- [Data listing]
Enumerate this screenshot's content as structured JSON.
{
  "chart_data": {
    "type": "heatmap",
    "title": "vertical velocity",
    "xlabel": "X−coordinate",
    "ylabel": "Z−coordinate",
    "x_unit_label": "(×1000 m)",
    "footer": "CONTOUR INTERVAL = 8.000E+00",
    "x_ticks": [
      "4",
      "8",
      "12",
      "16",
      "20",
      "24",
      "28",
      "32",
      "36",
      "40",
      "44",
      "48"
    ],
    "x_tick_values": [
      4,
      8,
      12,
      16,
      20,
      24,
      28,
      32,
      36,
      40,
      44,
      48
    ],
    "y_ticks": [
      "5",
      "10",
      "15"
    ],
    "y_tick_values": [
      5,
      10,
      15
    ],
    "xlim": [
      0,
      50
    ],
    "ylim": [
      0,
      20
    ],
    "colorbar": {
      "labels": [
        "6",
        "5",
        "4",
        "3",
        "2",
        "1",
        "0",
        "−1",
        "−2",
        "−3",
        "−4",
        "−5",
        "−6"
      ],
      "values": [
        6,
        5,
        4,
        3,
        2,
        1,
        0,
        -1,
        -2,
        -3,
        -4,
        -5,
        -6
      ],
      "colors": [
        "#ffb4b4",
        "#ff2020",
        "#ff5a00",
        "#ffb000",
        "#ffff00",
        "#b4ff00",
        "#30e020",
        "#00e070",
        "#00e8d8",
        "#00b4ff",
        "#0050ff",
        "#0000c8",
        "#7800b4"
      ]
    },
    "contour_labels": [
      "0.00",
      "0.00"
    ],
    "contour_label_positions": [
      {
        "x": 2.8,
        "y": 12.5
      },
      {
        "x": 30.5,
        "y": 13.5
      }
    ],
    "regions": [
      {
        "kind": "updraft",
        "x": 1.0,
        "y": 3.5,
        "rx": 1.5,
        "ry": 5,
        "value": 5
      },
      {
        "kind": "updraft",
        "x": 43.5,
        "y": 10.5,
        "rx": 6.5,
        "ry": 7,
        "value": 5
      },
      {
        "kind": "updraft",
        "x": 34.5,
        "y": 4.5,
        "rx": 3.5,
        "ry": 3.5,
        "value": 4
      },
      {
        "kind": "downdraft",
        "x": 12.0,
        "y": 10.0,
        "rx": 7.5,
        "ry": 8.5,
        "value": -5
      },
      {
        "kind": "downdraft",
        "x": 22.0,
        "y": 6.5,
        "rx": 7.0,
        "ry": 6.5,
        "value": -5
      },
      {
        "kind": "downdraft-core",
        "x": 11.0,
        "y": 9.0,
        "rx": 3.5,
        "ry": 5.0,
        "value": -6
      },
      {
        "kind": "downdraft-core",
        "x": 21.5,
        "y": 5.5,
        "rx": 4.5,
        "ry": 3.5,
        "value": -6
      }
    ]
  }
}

- [INSTRUCTIONS FOR THE TASK] Print the listing above in its entirety, with every line exact.

- [THE RESULT]
Enumerate this screenshot's content as structured JSON.
{
  "chart_data": {
    "type": "heatmap",
    "title": "vertical velocity",
    "xlabel": "X−coordinate",
    "ylabel": "Z−coordinate",
    "x_unit_label": "(×1000 m)",
    "footer": "CONTOUR INTERVAL = 8.000E+00",
    "x_ticks": [
      "4",
      "8",
      "12",
      "16",
      "20",
      "24",
      "28",
      "32",
      "36",
      "40",
      "44",
      "48"
    ],
    "x_tick_values": [
      4,
      8,
      12,
      16,
      20,
      24,
      28,
      32,
      36,
      40,
      44,
      48
    ],
    "y_ticks": [
      "5",
      "10",
      "15"
    ],
    "y_tick_values": [
      5,
      10,
      15
    ],
    "xlim": [
      0,
      50
    ],
    "ylim": [
      0,
      20
    ],
    "colorbar": {
      "labels": [
        "6",
        "5",
        "4",
        "3",
        "2",
        "1",
        "0",
        "−1",
        "−2",
        "−3",
        "−4",
        "−5",
        "−6"
      ],
      "values": [
        6,
        5,
        4,
        3,
        2,
        1,
        0,
        -1,
        -2,
        -3,
        -4,
        -5,
        -6
      ],
      "colors": [
        "#ffb4b4",
        "#ff2020",
        "#ff5a00",
        "#ffb000",
        "#ffff00",
        "#b4ff00",
        "#30e020",
        "#00e070",
        "#00e8d8",
        "#00b4ff",
        "#0050ff",
        "#0000c8",
        "#7800b4"
      ]
    },
    "contour_labels": [
      "0.00",
      "0.00"
    ],
    "contour_label_positions": [
      {
        "x": 2.8,
        "y": 12.5
      },
      {
        "x": 30.5,
        "y": 13.5
      }
    ],
    "regions": [
      {
        "kind": "updraft",
        "x": 1.0,
        "y": 3.5,
        "rx": 1.5,
        "ry": 5,
        "value": 5
      },
      {
        "kind": "updraft",
        "x": 43.5,
        "y": 10.5,
        "rx": 6.5,
        "ry": 7,
        "value": 5
      },
      {
        "kind": "updraft",
        "x": 34.5,
        "y": 4.5,
        "rx": 3.5,
        "ry": 3.5,
        "value": 4
      },
      {
        "kind": "downdraft",
        "x": 12.0,
        "y": 10.0,
        "rx": 7.5,
        "ry": 8.5,
        "value": -5
      },
      {
        "kind": "downdraft",
        "x": 22.0,
        "y": 6.5,
        "rx": 7.0,
        "ry": 6.5,
        "value": -5
      },
      {
        "kind": "downdraft-core",
        "x": 11.0,
        "y": 9.0,
        "rx": 3.5,
        "ry": 5.0,
        "value": -6
      },
      {
        "kind": "downdraft-core",
        "x": 21.5,
        "y": 5.5,
        "rx": 4.5,
        "ry": 3.5,
        "value": -6
      }
    ]
  }
}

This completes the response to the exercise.